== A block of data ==
━━━━━━━━━━━━━━━━━━━━━━━━━━━━━━

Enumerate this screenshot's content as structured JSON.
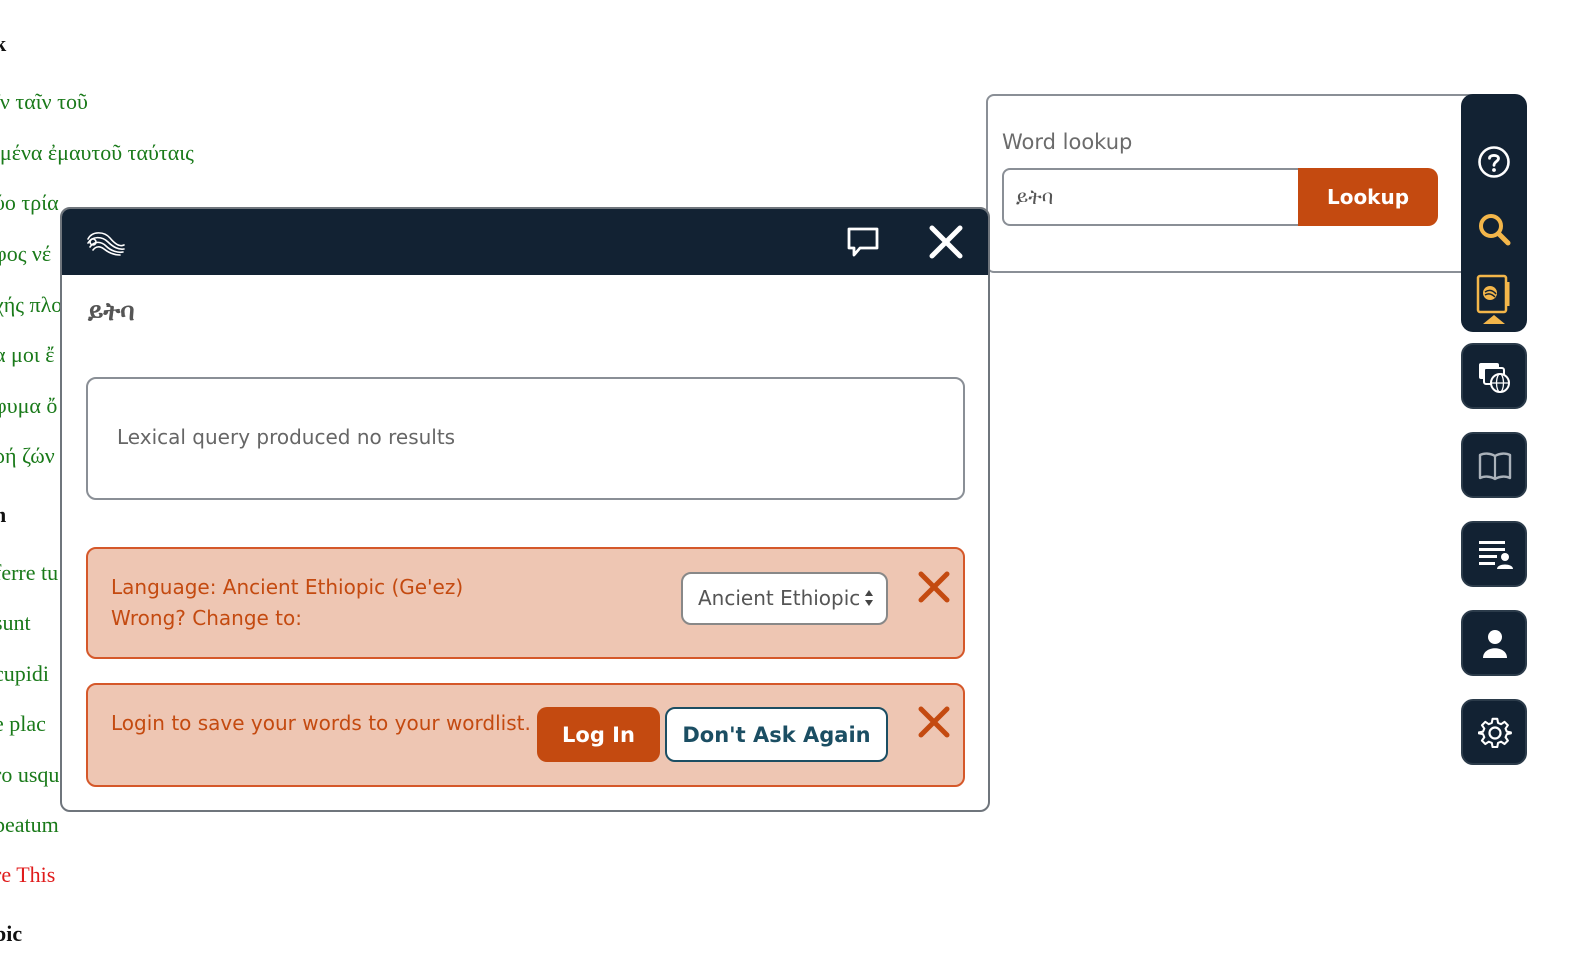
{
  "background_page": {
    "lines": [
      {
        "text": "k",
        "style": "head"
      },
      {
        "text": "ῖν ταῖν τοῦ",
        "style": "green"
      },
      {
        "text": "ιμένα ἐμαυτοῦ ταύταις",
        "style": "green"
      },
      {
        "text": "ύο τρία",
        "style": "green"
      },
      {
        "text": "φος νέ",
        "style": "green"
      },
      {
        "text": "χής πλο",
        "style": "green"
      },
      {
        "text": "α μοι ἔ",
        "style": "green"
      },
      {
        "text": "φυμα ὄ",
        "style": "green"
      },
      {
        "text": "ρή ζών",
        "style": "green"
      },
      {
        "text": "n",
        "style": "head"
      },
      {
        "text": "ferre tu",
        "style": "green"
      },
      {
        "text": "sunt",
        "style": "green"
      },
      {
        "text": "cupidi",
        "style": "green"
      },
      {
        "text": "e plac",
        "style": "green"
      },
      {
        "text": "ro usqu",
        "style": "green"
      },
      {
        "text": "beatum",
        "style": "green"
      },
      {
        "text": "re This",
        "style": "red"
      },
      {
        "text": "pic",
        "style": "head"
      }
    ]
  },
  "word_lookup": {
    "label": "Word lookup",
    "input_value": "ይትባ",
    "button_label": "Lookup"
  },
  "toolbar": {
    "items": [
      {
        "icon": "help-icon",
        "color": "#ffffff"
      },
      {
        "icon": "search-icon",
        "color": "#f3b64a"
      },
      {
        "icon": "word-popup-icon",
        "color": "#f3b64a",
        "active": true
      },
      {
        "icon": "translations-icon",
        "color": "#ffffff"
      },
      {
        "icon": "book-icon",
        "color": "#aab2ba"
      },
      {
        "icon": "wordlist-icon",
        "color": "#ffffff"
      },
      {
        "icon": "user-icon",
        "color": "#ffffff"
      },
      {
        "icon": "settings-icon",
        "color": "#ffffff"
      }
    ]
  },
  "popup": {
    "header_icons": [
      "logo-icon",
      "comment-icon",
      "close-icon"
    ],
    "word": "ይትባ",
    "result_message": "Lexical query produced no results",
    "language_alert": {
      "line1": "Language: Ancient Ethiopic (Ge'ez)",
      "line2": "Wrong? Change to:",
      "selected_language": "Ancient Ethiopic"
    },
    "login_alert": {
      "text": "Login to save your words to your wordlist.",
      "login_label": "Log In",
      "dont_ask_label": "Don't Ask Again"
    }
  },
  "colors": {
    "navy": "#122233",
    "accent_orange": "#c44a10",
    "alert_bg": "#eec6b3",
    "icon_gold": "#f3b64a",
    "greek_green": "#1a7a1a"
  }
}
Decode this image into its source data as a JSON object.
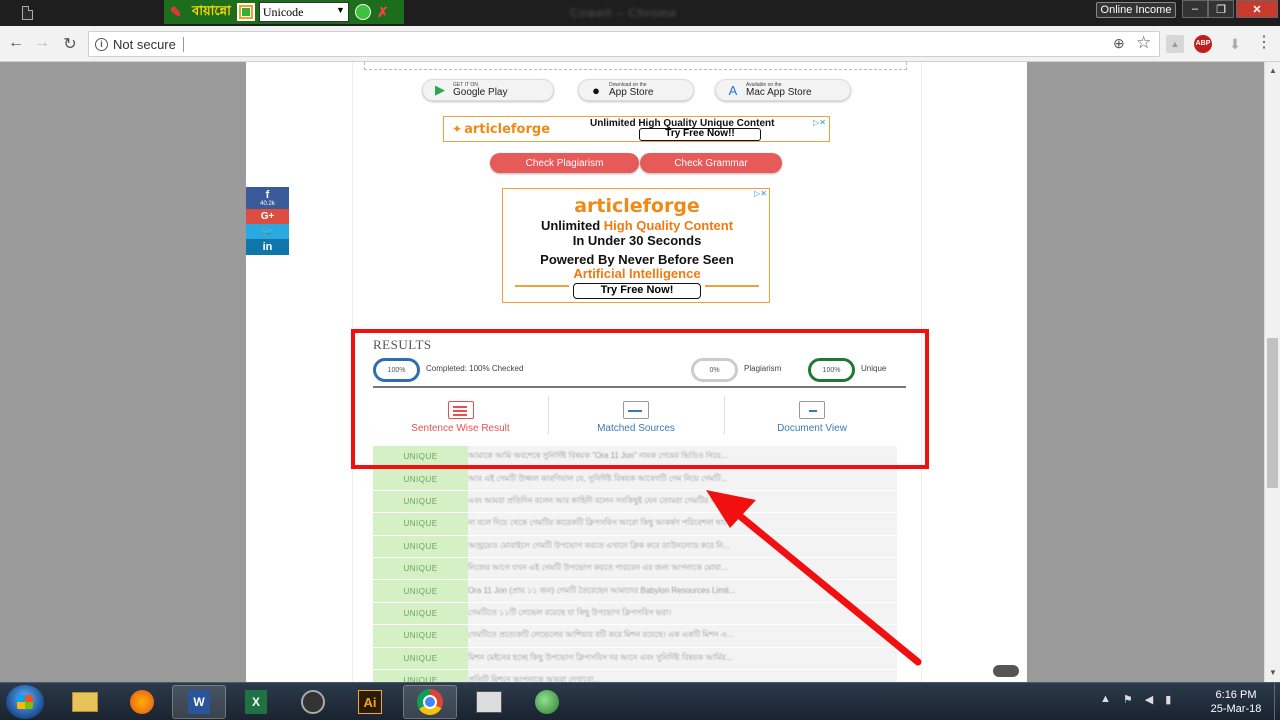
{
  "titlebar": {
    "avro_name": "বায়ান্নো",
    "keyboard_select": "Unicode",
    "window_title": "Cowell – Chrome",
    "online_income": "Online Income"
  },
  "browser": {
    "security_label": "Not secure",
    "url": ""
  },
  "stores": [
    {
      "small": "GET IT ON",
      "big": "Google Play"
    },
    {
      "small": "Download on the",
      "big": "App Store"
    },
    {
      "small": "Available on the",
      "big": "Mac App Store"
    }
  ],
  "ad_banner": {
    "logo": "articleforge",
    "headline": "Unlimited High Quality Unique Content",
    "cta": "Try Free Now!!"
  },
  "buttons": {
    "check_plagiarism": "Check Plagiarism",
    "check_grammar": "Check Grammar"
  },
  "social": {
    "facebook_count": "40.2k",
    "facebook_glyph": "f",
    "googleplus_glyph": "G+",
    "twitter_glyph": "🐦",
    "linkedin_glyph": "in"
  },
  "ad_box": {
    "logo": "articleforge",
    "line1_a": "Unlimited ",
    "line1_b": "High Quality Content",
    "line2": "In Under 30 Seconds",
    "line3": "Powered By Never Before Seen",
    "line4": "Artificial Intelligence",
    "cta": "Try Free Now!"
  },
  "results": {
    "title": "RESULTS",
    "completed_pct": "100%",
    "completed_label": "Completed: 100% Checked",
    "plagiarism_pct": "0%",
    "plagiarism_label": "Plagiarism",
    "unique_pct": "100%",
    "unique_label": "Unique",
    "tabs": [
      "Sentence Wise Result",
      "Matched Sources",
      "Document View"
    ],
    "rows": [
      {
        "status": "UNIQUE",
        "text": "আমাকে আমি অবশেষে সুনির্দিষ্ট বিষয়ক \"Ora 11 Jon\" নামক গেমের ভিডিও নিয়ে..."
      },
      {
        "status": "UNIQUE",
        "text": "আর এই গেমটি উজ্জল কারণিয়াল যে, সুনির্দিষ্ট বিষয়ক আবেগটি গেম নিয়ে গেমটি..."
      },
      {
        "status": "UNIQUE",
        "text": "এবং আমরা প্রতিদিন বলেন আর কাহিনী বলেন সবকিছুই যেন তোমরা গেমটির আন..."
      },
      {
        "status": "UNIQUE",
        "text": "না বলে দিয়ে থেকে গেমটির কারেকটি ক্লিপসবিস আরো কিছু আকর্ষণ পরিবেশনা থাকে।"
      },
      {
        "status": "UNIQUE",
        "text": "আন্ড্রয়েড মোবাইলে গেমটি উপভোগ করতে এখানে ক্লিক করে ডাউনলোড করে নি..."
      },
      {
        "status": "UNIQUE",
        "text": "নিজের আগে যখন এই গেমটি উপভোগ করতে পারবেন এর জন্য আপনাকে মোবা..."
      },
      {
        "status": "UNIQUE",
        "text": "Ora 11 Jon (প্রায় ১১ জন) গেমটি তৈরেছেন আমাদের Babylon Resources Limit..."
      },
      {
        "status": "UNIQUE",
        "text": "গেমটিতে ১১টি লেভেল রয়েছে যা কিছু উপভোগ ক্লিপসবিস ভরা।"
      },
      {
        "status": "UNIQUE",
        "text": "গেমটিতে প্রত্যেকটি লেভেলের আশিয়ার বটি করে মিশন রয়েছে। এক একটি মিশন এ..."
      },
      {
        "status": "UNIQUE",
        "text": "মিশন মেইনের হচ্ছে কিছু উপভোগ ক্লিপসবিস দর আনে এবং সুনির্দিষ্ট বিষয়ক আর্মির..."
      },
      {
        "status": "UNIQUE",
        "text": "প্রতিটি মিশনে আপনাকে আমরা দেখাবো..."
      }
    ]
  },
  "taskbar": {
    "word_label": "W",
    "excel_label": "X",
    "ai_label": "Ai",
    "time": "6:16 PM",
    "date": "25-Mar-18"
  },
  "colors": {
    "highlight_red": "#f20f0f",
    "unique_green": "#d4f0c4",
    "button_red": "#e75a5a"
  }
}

━━━━━━━━━━━━━━━━━━━━━━━━━━━━━━

== WHAT IS BEING ASKED ==
Without the pictures, write out every entry precisely as it appears.

== EXERCISE RESPONSE ==
Enumerate this screenshot's content as structured JSON.
{
  "background_page": {
    "lines": [
      {
        "text": "k",
        "style": "head"
      },
      {
        "text": "ῖν ταῖν τοῦ",
        "style": "green"
      },
      {
        "text": "ιμένα ἐμαυτοῦ ταύταις",
        "style": "green"
      },
      {
        "text": "ύο τρία",
        "style": "green"
      },
      {
        "text": "φος νέ",
        "style": "green"
      },
      {
        "text": "χής πλο",
        "style": "green"
      },
      {
        "text": "α μοι ἔ",
        "style": "green"
      },
      {
        "text": "φυμα ὄ",
        "style": "green"
      },
      {
        "text": "ρή ζών",
        "style": "green"
      },
      {
        "text": "n",
        "style": "head"
      },
      {
        "text": "ferre tu",
        "style": "green"
      },
      {
        "text": "sunt",
        "style": "green"
      },
      {
        "text": "cupidi",
        "style": "green"
      },
      {
        "text": "e plac",
        "style": "green"
      },
      {
        "text": "ro usqu",
        "style": "green"
      },
      {
        "text": "beatum",
        "style": "green"
      },
      {
        "text": "re This",
        "style": "red"
      },
      {
        "text": "pic",
        "style": "head"
      }
    ]
  },
  "word_lookup": {
    "label": "Word lookup",
    "input_value": "ይትባ",
    "button_label": "Lookup"
  },
  "toolbar": {
    "items": [
      {
        "icon": "help-icon",
        "color": "#ffffff"
      },
      {
        "icon": "search-icon",
        "color": "#f3b64a"
      },
      {
        "icon": "word-popup-icon",
        "color": "#f3b64a",
        "active": true
      },
      {
        "icon": "translations-icon",
        "color": "#ffffff"
      },
      {
        "icon": "book-icon",
        "color": "#aab2ba"
      },
      {
        "icon": "wordlist-icon",
        "color": "#ffffff"
      },
      {
        "icon": "user-icon",
        "color": "#ffffff"
      },
      {
        "icon": "settings-icon",
        "color": "#ffffff"
      }
    ]
  },
  "popup": {
    "header_icons": [
      "logo-icon",
      "comment-icon",
      "close-icon"
    ],
    "word": "ይትባ",
    "result_message": "Lexical query produced no results",
    "language_alert": {
      "line1": "Language: Ancient Ethiopic (Ge'ez)",
      "line2": "Wrong? Change to:",
      "selected_language": "Ancient Ethiopic"
    },
    "login_alert": {
      "text": "Login to save your words to your wordlist.",
      "login_label": "Log In",
      "dont_ask_label": "Don't Ask Again"
    }
  },
  "colors": {
    "navy": "#122233",
    "accent_orange": "#c44a10",
    "alert_bg": "#eec6b3",
    "icon_gold": "#f3b64a",
    "greek_green": "#1a7a1a"
  }
}
Decode this image into its source data as a JSON object.
{
  "titlebar": {
    "avro_name": "বায়ান্নো",
    "keyboard_select": "Unicode",
    "window_title": "Cowell – Chrome",
    "online_income": "Online Income"
  },
  "browser": {
    "security_label": "Not secure",
    "url": ""
  },
  "stores": [
    {
      "small": "GET IT ON",
      "big": "Google Play"
    },
    {
      "small": "Download on the",
      "big": "App Store"
    },
    {
      "small": "Available on the",
      "big": "Mac App Store"
    }
  ],
  "ad_banner": {
    "logo": "articleforge",
    "headline": "Unlimited High Quality Unique Content",
    "cta": "Try Free Now!!"
  },
  "buttons": {
    "check_plagiarism": "Check Plagiarism",
    "check_grammar": "Check Grammar"
  },
  "social": {
    "facebook_count": "40.2k",
    "facebook_glyph": "f",
    "googleplus_glyph": "G+",
    "twitter_glyph": "🐦",
    "linkedin_glyph": "in"
  },
  "ad_box": {
    "logo": "articleforge",
    "line1_a": "Unlimited ",
    "line1_b": "High Quality Content",
    "line2": "In Under 30 Seconds",
    "line3": "Powered By Never Before Seen",
    "line4": "Artificial Intelligence",
    "cta": "Try Free Now!"
  },
  "results": {
    "title": "RESULTS",
    "completed_pct": "100%",
    "completed_label": "Completed: 100% Checked",
    "plagiarism_pct": "0%",
    "plagiarism_label": "Plagiarism",
    "unique_pct": "100%",
    "unique_label": "Unique",
    "tabs": [
      "Sentence Wise Result",
      "Matched Sources",
      "Document View"
    ],
    "rows": [
      {
        "status": "UNIQUE",
        "text": "আমাকে আমি অবশেষে সুনির্দিষ্ট বিষয়ক \"Ora 11 Jon\" নামক গেমের ভিডিও নিয়ে..."
      },
      {
        "status": "UNIQUE",
        "text": "আর এই গেমটি উজ্জল কারণিয়াল যে, সুনির্দিষ্ট বিষয়ক আবেগটি গেম নিয়ে গেমটি..."
      },
      {
        "status": "UNIQUE",
        "text": "এবং আমরা প্রতিদিন বলেন আর কাহিনী বলেন সবকিছুই যেন তোমরা গেমটির আন..."
      },
      {
        "status": "UNIQUE",
        "text": "না বলে দিয়ে থেকে গেমটির কারেকটি ক্লিপসবিস আরো কিছু আকর্ষণ পরিবেশনা থাকে।"
      },
      {
        "status": "UNIQUE",
        "text": "আন্ড্রয়েড মোবাইলে গেমটি উপভোগ করতে এখানে ক্লিক করে ডাউনলোড করে নি..."
      },
      {
        "status": "UNIQUE",
        "text": "নিজের আগে যখন এই গেমটি উপভোগ করতে পারবেন এর জন্য আপনাকে মোবা..."
      },
      {
        "status": "UNIQUE",
        "text": "Ora 11 Jon (প্রায় ১১ জন) গেমটি তৈরেছেন আমাদের Babylon Resources Limit..."
      },
      {
        "status": "UNIQUE",
        "text": "গেমটিতে ১১টি লেভেল রয়েছে যা কিছু উপভোগ ক্লিপসবিস ভরা।"
      },
      {
        "status": "UNIQUE",
        "text": "গেমটিতে প্রত্যেকটি লেভেলের আশিয়ার বটি করে মিশন রয়েছে। এক একটি মিশন এ..."
      },
      {
        "status": "UNIQUE",
        "text": "মিশন মেইনের হচ্ছে কিছু উপভোগ ক্লিপসবিস দর আনে এবং সুনির্দিষ্ট বিষয়ক আর্মির..."
      },
      {
        "status": "UNIQUE",
        "text": "প্রতিটি মিশনে আপনাকে আমরা দেখাবো..."
      }
    ]
  },
  "taskbar": {
    "word_label": "W",
    "excel_label": "X",
    "ai_label": "Ai",
    "time": "6:16 PM",
    "date": "25-Mar-18"
  },
  "colors": {
    "highlight_red": "#f20f0f",
    "unique_green": "#d4f0c4",
    "button_red": "#e75a5a"
  }
}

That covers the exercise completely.